» **EXERCISE BRIEF**
Can you transcribe every line exactly and leave the pictures behind?

● ● ●

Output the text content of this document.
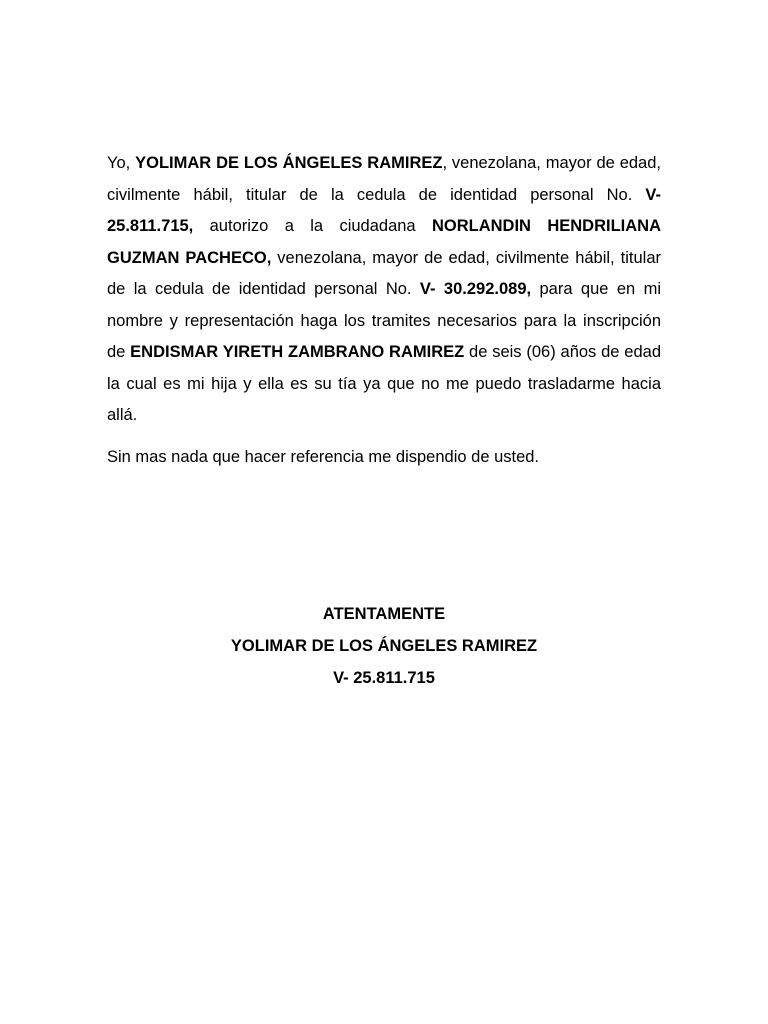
Yo, YOLIMAR DE LOS ÁNGELES RAMIREZ, venezolana, mayor de edad, civilmente hábil, titular de la cedula de identidad personal No. V- 25.811.715, autorizo a la ciudadana NORLANDIN HENDRILIANA GUZMAN PACHECO, venezolana, mayor de edad, civilmente hábil, titular de la cedula de identidad personal No. V- 30.292.089, para que en mi nombre y representación haga los tramites necesarios para la inscripción de ENDISMAR YIRETH ZAMBRANO RAMIREZ de seis (06) años de edad la cual es mi hija y ella es su tía ya que no me puedo trasladarme hacia allá.

Sin mas nada que hacer referencia me dispendio de usted.

ATENTAMENTE
YOLIMAR DE LOS ÁNGELES RAMIREZ
V- 25.811.715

● ● ●

» **THE COMPLETED TASK**
Output the text content of this document.
Yo, YOLIMAR DE LOS ÁNGELES RAMIREZ, venezolana, mayor de edad, civilmente hábil, titular de la cedula de identidad personal No. V- 25.811.715, autorizo a la ciudadana NORLANDIN HENDRILIANA GUZMAN PACHECO, venezolana, mayor de edad, civilmente hábil, titular de la cedula de identidad personal No. V- 30.292.089, para que en mi nombre y representación haga los tramites necesarios para la inscripción de ENDISMAR YIRETH ZAMBRANO RAMIREZ de seis (06) años de edad la cual es mi hija y ella es su tía ya que no me puedo trasladarme hacia allá.

Sin mas nada que hacer referencia me dispendio de usted.

ATENTAMENTE
YOLIMAR DE LOS ÁNGELES RAMIREZ
V- 25.811.715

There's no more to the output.